=== Material for this task ===
━━━━━━━━━━━━━━━━━━━━━━━━━━━━━━
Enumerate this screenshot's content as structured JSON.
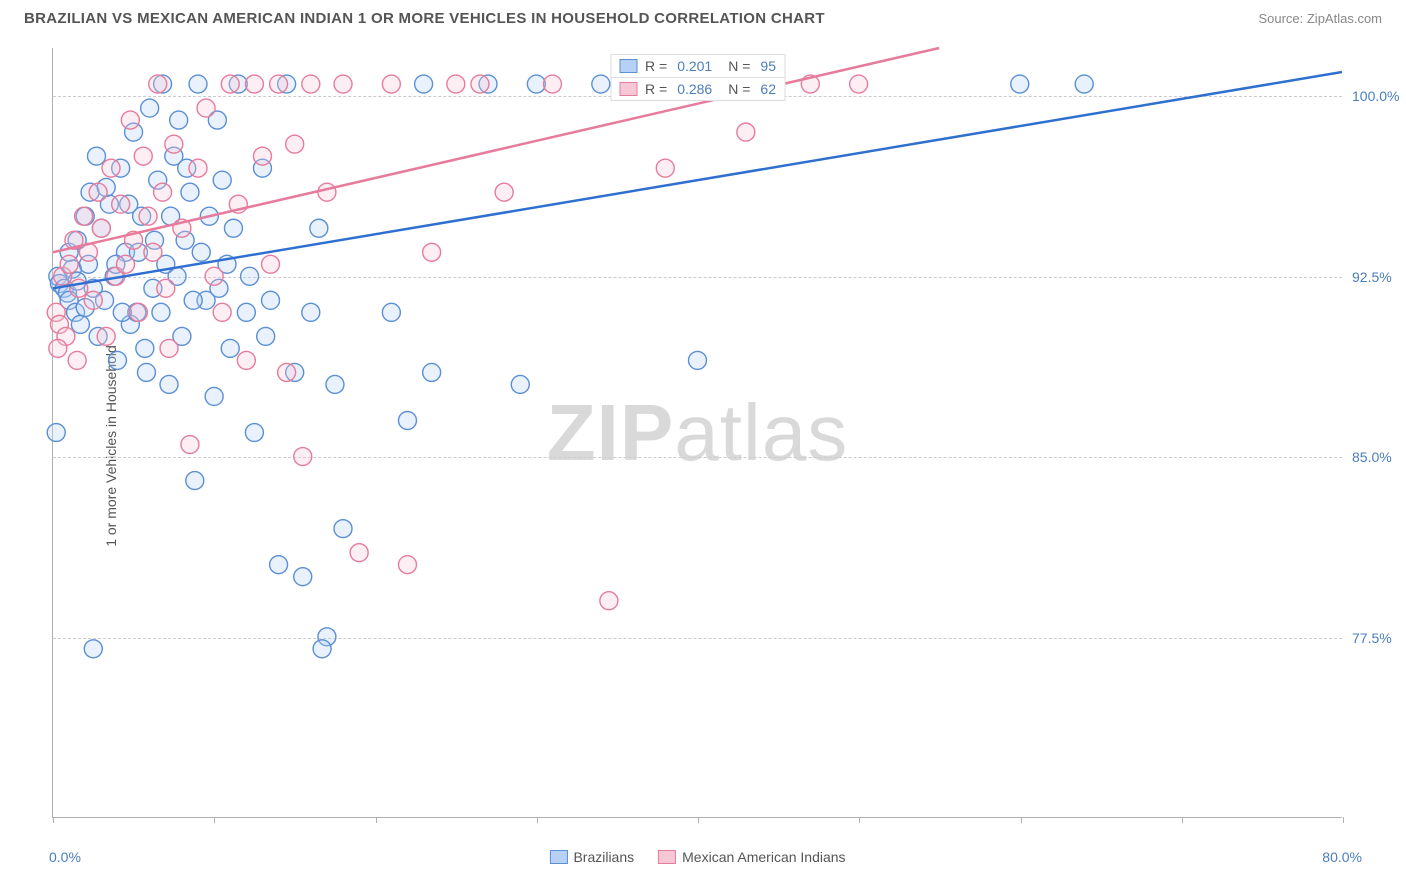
{
  "title": "BRAZILIAN VS MEXICAN AMERICAN INDIAN 1 OR MORE VEHICLES IN HOUSEHOLD CORRELATION CHART",
  "source_label": "Source: ZipAtlas.com",
  "watermark": {
    "part1": "ZIP",
    "part2": "atlas"
  },
  "y_axis_label": "1 or more Vehicles in Household",
  "chart": {
    "type": "scatter",
    "background_color": "#ffffff",
    "grid_color": "#cccccc",
    "axis_color": "#b0b0b0",
    "xlim": [
      0,
      80
    ],
    "ylim": [
      70,
      102
    ],
    "x_ticks": [
      0,
      10,
      20,
      30,
      40,
      50,
      60,
      70,
      80
    ],
    "x_tick_labels": {
      "0": "0.0%",
      "80": "80.0%"
    },
    "y_ticks": [
      77.5,
      85.0,
      92.5,
      100.0
    ],
    "y_tick_labels": [
      "77.5%",
      "85.0%",
      "92.5%",
      "100.0%"
    ],
    "marker_radius": 9,
    "marker_fill_opacity": 0.3,
    "marker_stroke_width": 1.4,
    "line_width": 2.5,
    "series": [
      {
        "name": "Brazilians",
        "color_fill": "#b7d1f4",
        "color_stroke": "#5a8fd6",
        "line_color": "#2f6fd0",
        "R": "0.201",
        "N": "95",
        "trend": {
          "x1": 0,
          "y1": 92.0,
          "x2": 80,
          "y2": 101.0
        },
        "points": [
          [
            0.3,
            92.5
          ],
          [
            0.4,
            92.2
          ],
          [
            0.7,
            92.0
          ],
          [
            0.9,
            91.8
          ],
          [
            1.0,
            91.5
          ],
          [
            1.2,
            92.8
          ],
          [
            1.4,
            91.0
          ],
          [
            1.5,
            92.3
          ],
          [
            1.7,
            90.5
          ],
          [
            2.0,
            91.2
          ],
          [
            2.2,
            93.0
          ],
          [
            2.5,
            92.0
          ],
          [
            2.8,
            90.0
          ],
          [
            3.0,
            94.5
          ],
          [
            3.2,
            91.5
          ],
          [
            3.5,
            95.5
          ],
          [
            3.8,
            92.5
          ],
          [
            4.0,
            89.0
          ],
          [
            4.2,
            97.0
          ],
          [
            4.5,
            93.5
          ],
          [
            4.8,
            90.5
          ],
          [
            5.0,
            98.5
          ],
          [
            5.2,
            91.0
          ],
          [
            5.5,
            95.0
          ],
          [
            5.8,
            88.5
          ],
          [
            6.0,
            99.5
          ],
          [
            6.2,
            92.0
          ],
          [
            6.5,
            96.5
          ],
          [
            6.8,
            100.5
          ],
          [
            7.0,
            93.0
          ],
          [
            7.2,
            88.0
          ],
          [
            7.5,
            97.5
          ],
          [
            7.8,
            99.0
          ],
          [
            8.0,
            90.0
          ],
          [
            8.2,
            94.0
          ],
          [
            8.5,
            96.0
          ],
          [
            8.8,
            84.0
          ],
          [
            9.0,
            100.5
          ],
          [
            9.5,
            91.5
          ],
          [
            10.0,
            87.5
          ],
          [
            10.2,
            99.0
          ],
          [
            10.5,
            96.5
          ],
          [
            10.8,
            93.0
          ],
          [
            11.0,
            89.5
          ],
          [
            11.5,
            100.5
          ],
          [
            12.0,
            91.0
          ],
          [
            12.5,
            86.0
          ],
          [
            13.0,
            97.0
          ],
          [
            13.5,
            91.5
          ],
          [
            14.0,
            80.5
          ],
          [
            14.5,
            100.5
          ],
          [
            15.0,
            88.5
          ],
          [
            15.5,
            80.0
          ],
          [
            16.0,
            91.0
          ],
          [
            16.5,
            94.5
          ],
          [
            17.0,
            77.5
          ],
          [
            17.5,
            88.0
          ],
          [
            18.0,
            82.0
          ],
          [
            21.0,
            91.0
          ],
          [
            22.0,
            86.5
          ],
          [
            23.0,
            100.5
          ],
          [
            23.5,
            88.5
          ],
          [
            27.0,
            100.5
          ],
          [
            29.0,
            88.0
          ],
          [
            30.0,
            100.5
          ],
          [
            34.0,
            100.5
          ],
          [
            40.0,
            89.0
          ],
          [
            60.0,
            100.5
          ],
          [
            64.0,
            100.5
          ],
          [
            0.2,
            86.0
          ],
          [
            1.0,
            93.5
          ],
          [
            1.5,
            94.0
          ],
          [
            2.0,
            95.0
          ],
          [
            2.3,
            96.0
          ],
          [
            2.7,
            97.5
          ],
          [
            3.3,
            96.2
          ],
          [
            3.9,
            93.0
          ],
          [
            4.3,
            91.0
          ],
          [
            4.7,
            95.5
          ],
          [
            5.3,
            93.5
          ],
          [
            5.7,
            89.5
          ],
          [
            6.3,
            94.0
          ],
          [
            6.7,
            91.0
          ],
          [
            7.3,
            95.0
          ],
          [
            7.7,
            92.5
          ],
          [
            8.3,
            97.0
          ],
          [
            8.7,
            91.5
          ],
          [
            9.2,
            93.5
          ],
          [
            9.7,
            95.0
          ],
          [
            10.3,
            92.0
          ],
          [
            11.2,
            94.5
          ],
          [
            12.2,
            92.5
          ],
          [
            13.2,
            90.0
          ],
          [
            16.7,
            77.0
          ],
          [
            2.5,
            77.0
          ]
        ]
      },
      {
        "name": "Mexican American Indians",
        "color_fill": "#f6c7d4",
        "color_stroke": "#e77b9b",
        "line_color": "#e77b9b",
        "R": "0.286",
        "N": "62",
        "trend": {
          "x1": 0,
          "y1": 93.5,
          "x2": 55,
          "y2": 102.0
        },
        "points": [
          [
            0.2,
            91.0
          ],
          [
            0.4,
            90.5
          ],
          [
            0.6,
            92.5
          ],
          [
            0.8,
            90.0
          ],
          [
            1.0,
            93.0
          ],
          [
            1.3,
            94.0
          ],
          [
            1.6,
            92.0
          ],
          [
            1.9,
            95.0
          ],
          [
            2.2,
            93.5
          ],
          [
            2.5,
            91.5
          ],
          [
            2.8,
            96.0
          ],
          [
            3.0,
            94.5
          ],
          [
            3.3,
            90.0
          ],
          [
            3.6,
            97.0
          ],
          [
            3.9,
            92.5
          ],
          [
            4.2,
            95.5
          ],
          [
            4.5,
            93.0
          ],
          [
            4.8,
            99.0
          ],
          [
            5.0,
            94.0
          ],
          [
            5.3,
            91.0
          ],
          [
            5.6,
            97.5
          ],
          [
            5.9,
            95.0
          ],
          [
            6.2,
            93.5
          ],
          [
            6.5,
            100.5
          ],
          [
            6.8,
            96.0
          ],
          [
            7.0,
            92.0
          ],
          [
            7.5,
            98.0
          ],
          [
            8.0,
            94.5
          ],
          [
            8.5,
            85.5
          ],
          [
            9.0,
            97.0
          ],
          [
            9.5,
            99.5
          ],
          [
            10.0,
            92.5
          ],
          [
            10.5,
            91.0
          ],
          [
            11.0,
            100.5
          ],
          [
            11.5,
            95.5
          ],
          [
            12.0,
            89.0
          ],
          [
            12.5,
            100.5
          ],
          [
            13.0,
            97.5
          ],
          [
            13.5,
            93.0
          ],
          [
            14.0,
            100.5
          ],
          [
            14.5,
            88.5
          ],
          [
            15.0,
            98.0
          ],
          [
            15.5,
            85.0
          ],
          [
            16.0,
            100.5
          ],
          [
            17.0,
            96.0
          ],
          [
            18.0,
            100.5
          ],
          [
            19.0,
            81.0
          ],
          [
            21.0,
            100.5
          ],
          [
            22.0,
            80.5
          ],
          [
            23.5,
            93.5
          ],
          [
            25.0,
            100.5
          ],
          [
            26.5,
            100.5
          ],
          [
            28.0,
            96.0
          ],
          [
            31.0,
            100.5
          ],
          [
            34.5,
            79.0
          ],
          [
            38.0,
            97.0
          ],
          [
            43.0,
            98.5
          ],
          [
            47.0,
            100.5
          ],
          [
            50.0,
            100.5
          ],
          [
            0.3,
            89.5
          ],
          [
            1.5,
            89.0
          ],
          [
            7.2,
            89.5
          ]
        ]
      }
    ],
    "legend_bottom": [
      {
        "label": "Brazilians",
        "fill": "#b7d1f4",
        "stroke": "#5a8fd6"
      },
      {
        "label": "Mexican American Indians",
        "fill": "#f6c7d4",
        "stroke": "#e77b9b"
      }
    ]
  }
}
━━━━━━━━━━━━━━━━━━━━━━━━━━━━━━
Copy every line of the records above that holds the word "Indians".

        "name": "Mexican American Indians",
        "label": "Mexican American Indians",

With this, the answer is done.